EXERCISE BRIEF – How many of the lines that follow contain the word "TCRL"? Give only the number.

Dataset entries
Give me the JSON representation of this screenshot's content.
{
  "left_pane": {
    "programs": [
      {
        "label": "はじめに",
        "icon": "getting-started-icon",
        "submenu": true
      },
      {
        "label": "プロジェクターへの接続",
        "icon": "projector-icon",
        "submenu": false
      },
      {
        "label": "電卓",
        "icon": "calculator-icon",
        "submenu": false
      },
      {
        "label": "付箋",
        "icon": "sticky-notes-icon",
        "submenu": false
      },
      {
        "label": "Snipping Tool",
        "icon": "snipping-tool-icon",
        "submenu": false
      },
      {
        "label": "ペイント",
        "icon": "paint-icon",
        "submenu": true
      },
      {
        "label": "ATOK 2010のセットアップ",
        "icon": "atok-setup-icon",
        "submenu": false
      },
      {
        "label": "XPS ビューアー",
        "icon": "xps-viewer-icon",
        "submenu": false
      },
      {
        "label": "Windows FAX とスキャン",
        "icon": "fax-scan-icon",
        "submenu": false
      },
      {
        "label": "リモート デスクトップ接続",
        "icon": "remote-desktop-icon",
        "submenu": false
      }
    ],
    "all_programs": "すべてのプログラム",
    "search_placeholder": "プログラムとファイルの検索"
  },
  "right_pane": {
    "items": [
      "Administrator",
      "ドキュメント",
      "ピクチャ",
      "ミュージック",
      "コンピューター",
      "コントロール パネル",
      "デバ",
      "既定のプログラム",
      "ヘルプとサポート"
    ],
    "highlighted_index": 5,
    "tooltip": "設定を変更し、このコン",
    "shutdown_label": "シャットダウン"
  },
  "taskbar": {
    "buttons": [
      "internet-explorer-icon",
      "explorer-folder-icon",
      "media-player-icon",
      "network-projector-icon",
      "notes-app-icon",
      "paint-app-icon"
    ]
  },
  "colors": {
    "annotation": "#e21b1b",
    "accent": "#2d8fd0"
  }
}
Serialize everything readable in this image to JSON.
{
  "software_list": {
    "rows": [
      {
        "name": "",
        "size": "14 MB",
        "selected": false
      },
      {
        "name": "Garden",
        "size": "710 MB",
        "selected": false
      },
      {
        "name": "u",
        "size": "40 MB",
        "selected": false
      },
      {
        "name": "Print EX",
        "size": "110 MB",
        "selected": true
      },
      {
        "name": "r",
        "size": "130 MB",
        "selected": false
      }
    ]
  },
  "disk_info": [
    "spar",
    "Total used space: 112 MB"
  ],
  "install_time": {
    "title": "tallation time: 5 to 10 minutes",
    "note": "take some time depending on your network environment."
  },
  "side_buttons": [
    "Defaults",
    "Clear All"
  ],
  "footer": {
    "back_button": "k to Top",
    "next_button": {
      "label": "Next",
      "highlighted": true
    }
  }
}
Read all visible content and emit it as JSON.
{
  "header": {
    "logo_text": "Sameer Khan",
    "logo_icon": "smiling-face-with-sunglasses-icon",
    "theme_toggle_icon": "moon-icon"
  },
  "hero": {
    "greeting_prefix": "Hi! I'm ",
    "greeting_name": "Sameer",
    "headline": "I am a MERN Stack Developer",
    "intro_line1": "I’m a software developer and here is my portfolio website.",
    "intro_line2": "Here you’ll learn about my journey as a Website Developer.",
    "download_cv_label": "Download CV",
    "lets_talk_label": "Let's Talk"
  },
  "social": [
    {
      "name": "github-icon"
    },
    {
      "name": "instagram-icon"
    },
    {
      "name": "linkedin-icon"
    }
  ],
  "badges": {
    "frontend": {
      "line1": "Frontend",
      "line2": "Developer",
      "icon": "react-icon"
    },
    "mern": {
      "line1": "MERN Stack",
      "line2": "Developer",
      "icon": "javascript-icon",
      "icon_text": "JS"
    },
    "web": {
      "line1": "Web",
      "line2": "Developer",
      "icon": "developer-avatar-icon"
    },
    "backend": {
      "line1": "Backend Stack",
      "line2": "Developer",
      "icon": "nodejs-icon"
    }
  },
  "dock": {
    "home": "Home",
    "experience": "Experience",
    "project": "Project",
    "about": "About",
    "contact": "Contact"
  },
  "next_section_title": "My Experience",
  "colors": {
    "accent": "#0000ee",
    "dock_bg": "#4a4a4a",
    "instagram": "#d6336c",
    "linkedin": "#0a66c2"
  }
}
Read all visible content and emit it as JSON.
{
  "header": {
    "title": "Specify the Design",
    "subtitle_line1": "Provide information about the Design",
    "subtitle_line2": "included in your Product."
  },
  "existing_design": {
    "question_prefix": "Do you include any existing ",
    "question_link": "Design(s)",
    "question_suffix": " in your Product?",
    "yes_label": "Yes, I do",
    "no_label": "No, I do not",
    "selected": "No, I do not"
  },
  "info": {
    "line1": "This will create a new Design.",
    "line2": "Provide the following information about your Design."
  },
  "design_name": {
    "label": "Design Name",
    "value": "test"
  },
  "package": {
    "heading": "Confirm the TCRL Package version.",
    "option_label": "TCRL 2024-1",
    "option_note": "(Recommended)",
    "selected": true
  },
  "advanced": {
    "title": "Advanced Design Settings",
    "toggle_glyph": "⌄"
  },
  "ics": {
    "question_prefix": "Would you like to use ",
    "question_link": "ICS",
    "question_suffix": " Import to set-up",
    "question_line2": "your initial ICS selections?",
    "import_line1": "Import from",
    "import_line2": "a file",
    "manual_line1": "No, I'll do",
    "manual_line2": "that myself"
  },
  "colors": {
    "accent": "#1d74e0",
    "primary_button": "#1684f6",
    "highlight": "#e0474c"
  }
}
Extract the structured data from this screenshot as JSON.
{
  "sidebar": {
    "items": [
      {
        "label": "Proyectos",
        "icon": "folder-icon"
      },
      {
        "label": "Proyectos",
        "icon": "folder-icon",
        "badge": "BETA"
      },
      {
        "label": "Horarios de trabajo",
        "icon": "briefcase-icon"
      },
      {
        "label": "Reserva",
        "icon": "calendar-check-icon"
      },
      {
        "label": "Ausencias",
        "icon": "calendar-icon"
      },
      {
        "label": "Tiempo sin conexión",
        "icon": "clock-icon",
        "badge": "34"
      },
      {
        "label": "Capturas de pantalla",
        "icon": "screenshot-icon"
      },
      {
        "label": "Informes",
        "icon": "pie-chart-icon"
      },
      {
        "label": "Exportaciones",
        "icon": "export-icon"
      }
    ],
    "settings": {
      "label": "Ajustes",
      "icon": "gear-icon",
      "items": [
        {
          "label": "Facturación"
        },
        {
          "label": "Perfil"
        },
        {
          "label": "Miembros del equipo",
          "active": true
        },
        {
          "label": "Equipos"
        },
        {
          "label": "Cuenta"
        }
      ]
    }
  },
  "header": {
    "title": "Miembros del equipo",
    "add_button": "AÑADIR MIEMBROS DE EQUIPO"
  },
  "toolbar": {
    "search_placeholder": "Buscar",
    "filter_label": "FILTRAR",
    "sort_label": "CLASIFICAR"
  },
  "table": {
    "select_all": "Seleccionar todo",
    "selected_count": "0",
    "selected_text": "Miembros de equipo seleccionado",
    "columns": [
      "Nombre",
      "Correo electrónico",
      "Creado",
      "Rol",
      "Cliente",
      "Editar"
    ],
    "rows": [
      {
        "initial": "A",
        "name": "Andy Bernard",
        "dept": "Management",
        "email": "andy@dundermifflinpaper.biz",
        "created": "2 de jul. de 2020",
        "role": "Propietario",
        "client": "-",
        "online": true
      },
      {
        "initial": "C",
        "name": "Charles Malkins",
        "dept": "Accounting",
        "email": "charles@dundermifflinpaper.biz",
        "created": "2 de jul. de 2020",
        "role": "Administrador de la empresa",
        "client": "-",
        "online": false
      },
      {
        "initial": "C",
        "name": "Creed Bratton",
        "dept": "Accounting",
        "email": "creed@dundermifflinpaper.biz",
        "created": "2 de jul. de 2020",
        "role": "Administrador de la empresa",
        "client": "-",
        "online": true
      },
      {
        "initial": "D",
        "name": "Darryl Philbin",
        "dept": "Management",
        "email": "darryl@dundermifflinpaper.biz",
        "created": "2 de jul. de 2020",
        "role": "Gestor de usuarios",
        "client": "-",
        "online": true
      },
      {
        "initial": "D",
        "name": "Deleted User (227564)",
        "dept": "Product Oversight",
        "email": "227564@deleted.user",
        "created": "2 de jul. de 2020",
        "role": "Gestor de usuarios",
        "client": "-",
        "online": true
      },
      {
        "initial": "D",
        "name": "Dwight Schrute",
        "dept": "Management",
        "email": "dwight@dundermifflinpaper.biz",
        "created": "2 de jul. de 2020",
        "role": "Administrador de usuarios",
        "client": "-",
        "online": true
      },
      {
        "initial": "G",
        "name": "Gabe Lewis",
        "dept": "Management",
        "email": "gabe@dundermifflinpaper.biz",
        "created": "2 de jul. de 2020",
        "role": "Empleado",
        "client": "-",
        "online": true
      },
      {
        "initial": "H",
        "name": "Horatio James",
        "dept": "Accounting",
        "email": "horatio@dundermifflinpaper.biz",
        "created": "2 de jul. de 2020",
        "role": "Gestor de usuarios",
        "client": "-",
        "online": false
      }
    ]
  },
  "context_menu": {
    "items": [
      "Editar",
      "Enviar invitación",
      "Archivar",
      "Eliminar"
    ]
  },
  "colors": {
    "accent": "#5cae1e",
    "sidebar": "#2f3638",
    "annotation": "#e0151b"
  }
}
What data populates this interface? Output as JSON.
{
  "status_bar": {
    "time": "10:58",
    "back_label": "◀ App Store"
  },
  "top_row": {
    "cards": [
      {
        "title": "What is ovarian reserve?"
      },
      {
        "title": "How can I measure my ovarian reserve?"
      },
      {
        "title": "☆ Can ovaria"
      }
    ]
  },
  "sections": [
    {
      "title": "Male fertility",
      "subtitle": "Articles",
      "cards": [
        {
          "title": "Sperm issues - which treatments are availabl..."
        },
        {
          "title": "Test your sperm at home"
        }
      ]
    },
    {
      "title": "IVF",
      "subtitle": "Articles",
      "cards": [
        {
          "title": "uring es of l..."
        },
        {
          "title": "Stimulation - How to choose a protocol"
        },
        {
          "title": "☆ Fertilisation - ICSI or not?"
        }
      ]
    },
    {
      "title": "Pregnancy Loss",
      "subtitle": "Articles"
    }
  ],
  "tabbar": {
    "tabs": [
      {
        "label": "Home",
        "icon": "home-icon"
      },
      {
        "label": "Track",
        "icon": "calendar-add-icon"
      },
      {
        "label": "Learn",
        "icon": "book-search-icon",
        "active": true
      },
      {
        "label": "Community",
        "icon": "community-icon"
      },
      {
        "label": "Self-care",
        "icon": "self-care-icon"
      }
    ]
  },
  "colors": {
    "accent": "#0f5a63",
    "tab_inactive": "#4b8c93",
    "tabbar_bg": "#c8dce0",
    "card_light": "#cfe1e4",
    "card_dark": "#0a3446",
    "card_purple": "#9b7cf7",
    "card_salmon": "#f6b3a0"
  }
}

WRITTEN ANSWER – 2